§ **Exercise goal**:
Find the word "Internet" in the records below. List each line containing it.

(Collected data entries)
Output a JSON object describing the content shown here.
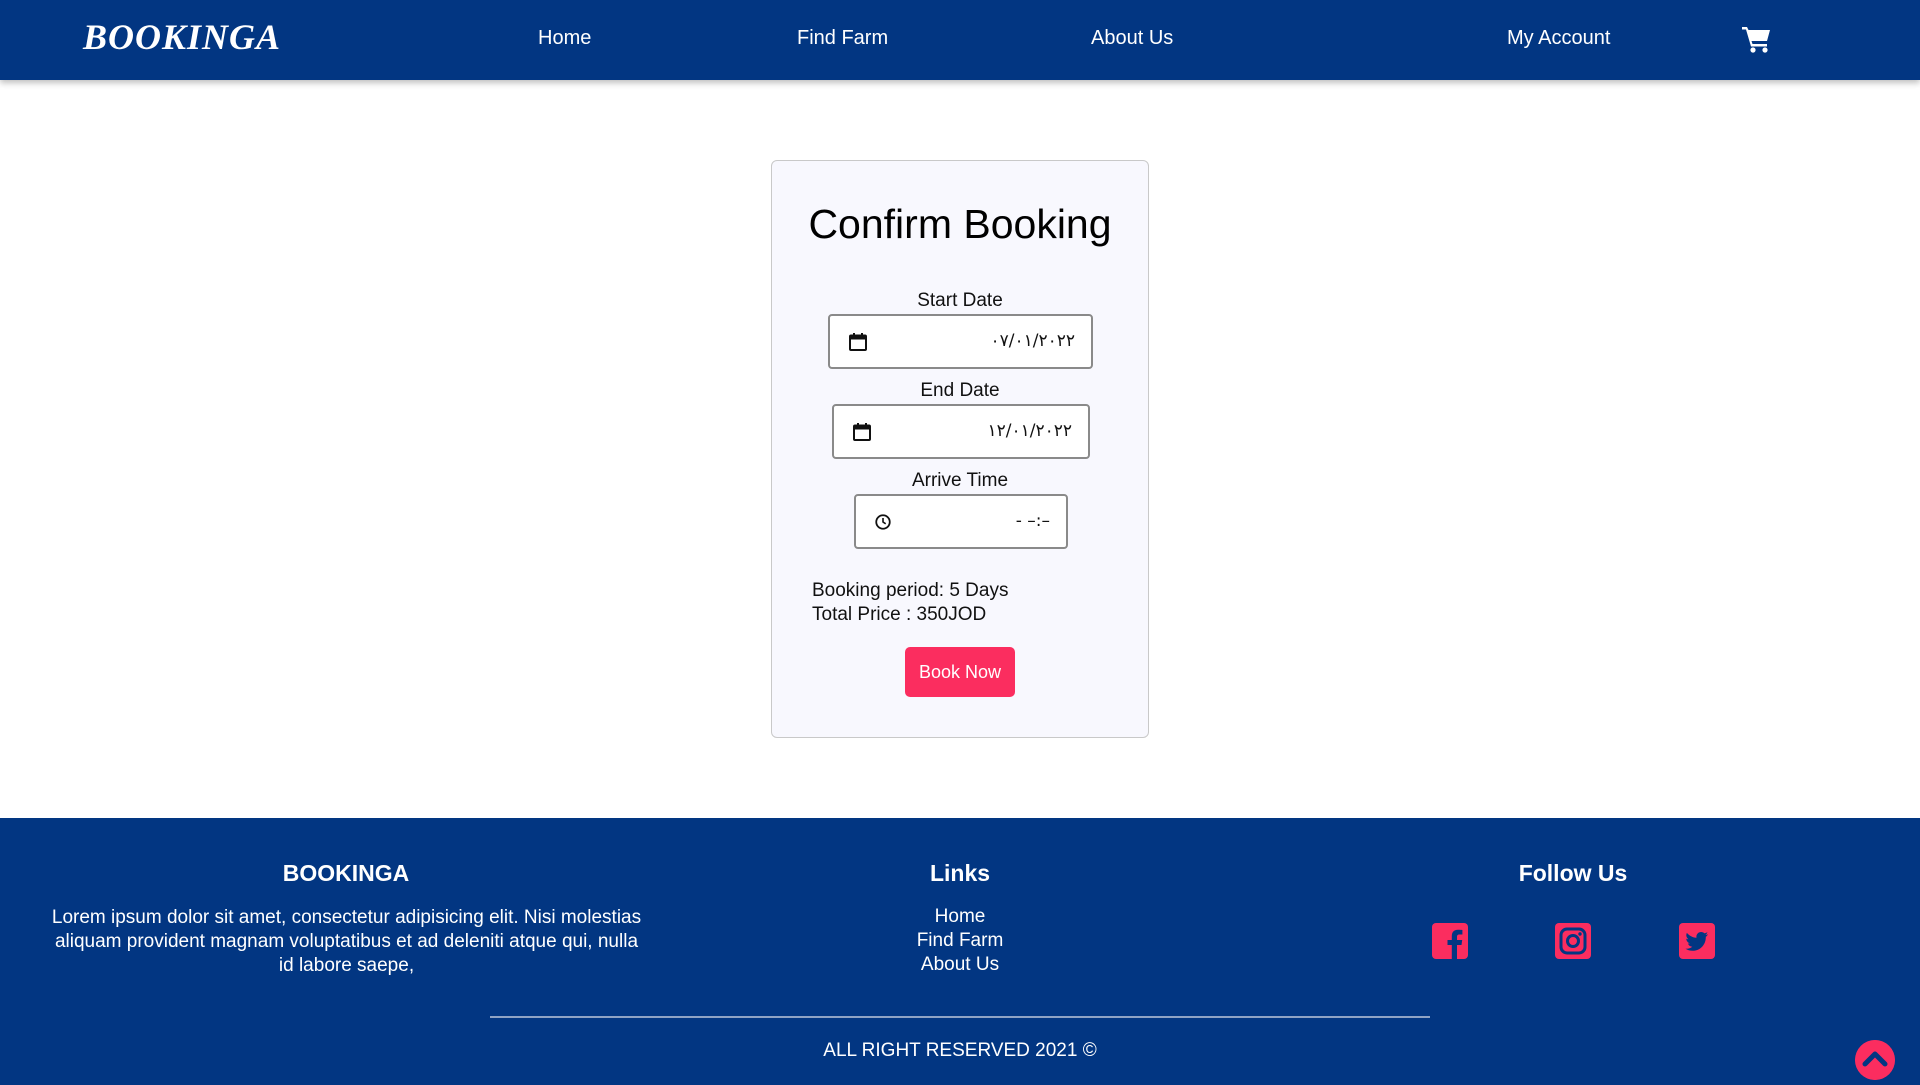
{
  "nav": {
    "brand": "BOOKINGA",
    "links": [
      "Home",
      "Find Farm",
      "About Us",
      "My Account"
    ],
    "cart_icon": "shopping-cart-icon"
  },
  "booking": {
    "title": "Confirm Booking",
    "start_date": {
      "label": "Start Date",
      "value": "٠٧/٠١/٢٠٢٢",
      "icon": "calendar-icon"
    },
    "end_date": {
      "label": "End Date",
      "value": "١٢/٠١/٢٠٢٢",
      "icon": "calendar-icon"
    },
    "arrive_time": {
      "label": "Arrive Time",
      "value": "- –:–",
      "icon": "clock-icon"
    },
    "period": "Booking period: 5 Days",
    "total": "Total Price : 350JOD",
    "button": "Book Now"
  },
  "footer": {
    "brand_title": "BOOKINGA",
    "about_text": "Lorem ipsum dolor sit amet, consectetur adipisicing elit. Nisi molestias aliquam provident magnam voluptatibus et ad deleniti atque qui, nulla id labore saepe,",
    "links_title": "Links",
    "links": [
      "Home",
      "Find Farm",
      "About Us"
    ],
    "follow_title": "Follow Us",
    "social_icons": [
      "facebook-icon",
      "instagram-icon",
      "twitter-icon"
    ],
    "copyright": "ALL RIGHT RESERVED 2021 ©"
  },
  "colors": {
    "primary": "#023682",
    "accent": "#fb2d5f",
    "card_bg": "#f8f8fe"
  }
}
* * *
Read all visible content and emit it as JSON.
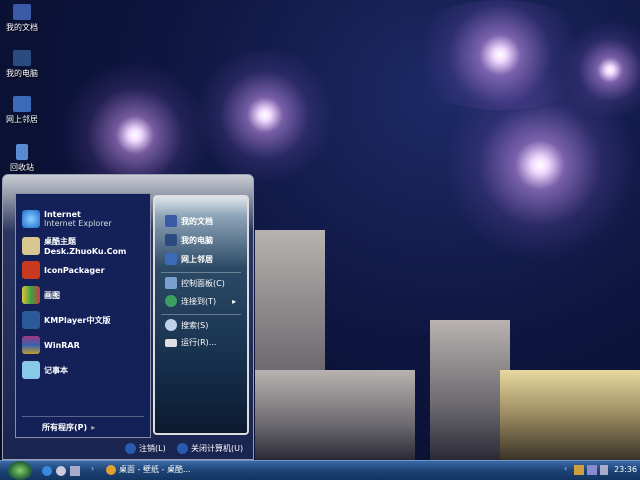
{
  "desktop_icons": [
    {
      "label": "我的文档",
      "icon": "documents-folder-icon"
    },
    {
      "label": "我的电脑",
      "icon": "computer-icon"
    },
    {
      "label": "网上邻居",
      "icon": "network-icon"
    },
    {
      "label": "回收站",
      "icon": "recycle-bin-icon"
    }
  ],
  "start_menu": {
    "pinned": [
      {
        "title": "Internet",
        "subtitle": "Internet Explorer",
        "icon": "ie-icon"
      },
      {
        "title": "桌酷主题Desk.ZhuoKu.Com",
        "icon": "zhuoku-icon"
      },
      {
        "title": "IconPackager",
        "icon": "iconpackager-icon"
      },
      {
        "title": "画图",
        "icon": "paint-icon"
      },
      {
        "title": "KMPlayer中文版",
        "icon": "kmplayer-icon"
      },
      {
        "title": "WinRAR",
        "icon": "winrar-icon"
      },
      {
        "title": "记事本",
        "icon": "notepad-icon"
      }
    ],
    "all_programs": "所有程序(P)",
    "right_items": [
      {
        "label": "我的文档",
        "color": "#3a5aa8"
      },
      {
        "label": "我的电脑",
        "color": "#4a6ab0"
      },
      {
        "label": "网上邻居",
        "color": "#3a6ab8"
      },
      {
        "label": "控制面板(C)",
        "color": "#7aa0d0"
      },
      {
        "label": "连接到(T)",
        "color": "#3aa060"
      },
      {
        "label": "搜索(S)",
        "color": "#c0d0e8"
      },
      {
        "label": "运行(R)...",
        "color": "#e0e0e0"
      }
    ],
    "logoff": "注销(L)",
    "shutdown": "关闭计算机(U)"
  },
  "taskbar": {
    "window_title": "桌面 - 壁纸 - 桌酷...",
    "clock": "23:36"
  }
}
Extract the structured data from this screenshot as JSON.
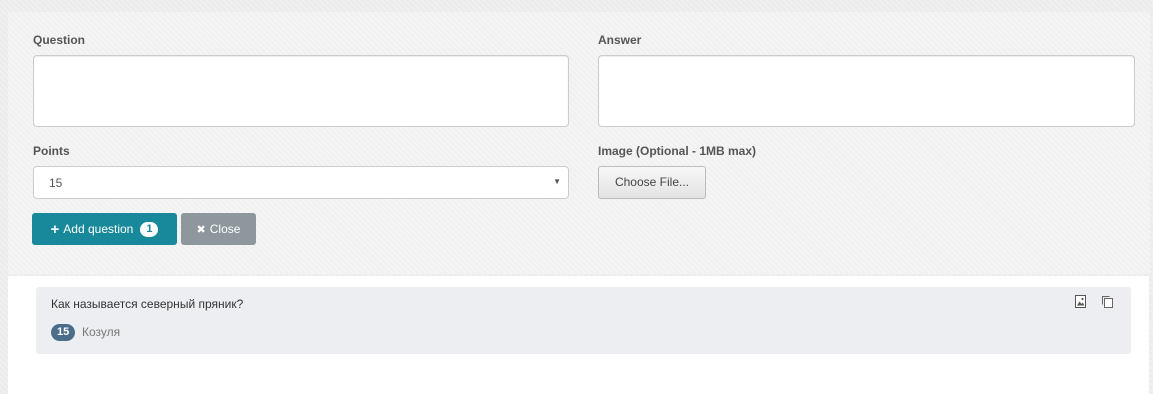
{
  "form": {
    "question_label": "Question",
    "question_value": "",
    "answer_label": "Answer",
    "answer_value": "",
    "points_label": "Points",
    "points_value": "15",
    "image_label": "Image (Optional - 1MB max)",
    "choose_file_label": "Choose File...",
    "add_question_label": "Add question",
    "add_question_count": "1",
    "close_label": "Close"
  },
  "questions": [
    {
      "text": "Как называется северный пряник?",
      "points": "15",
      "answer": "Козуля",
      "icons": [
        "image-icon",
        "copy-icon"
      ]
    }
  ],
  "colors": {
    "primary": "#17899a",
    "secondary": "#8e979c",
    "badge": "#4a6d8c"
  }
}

§ **Task output**:
        "title": "Internet",
        "subtitle": "Internet Explorer",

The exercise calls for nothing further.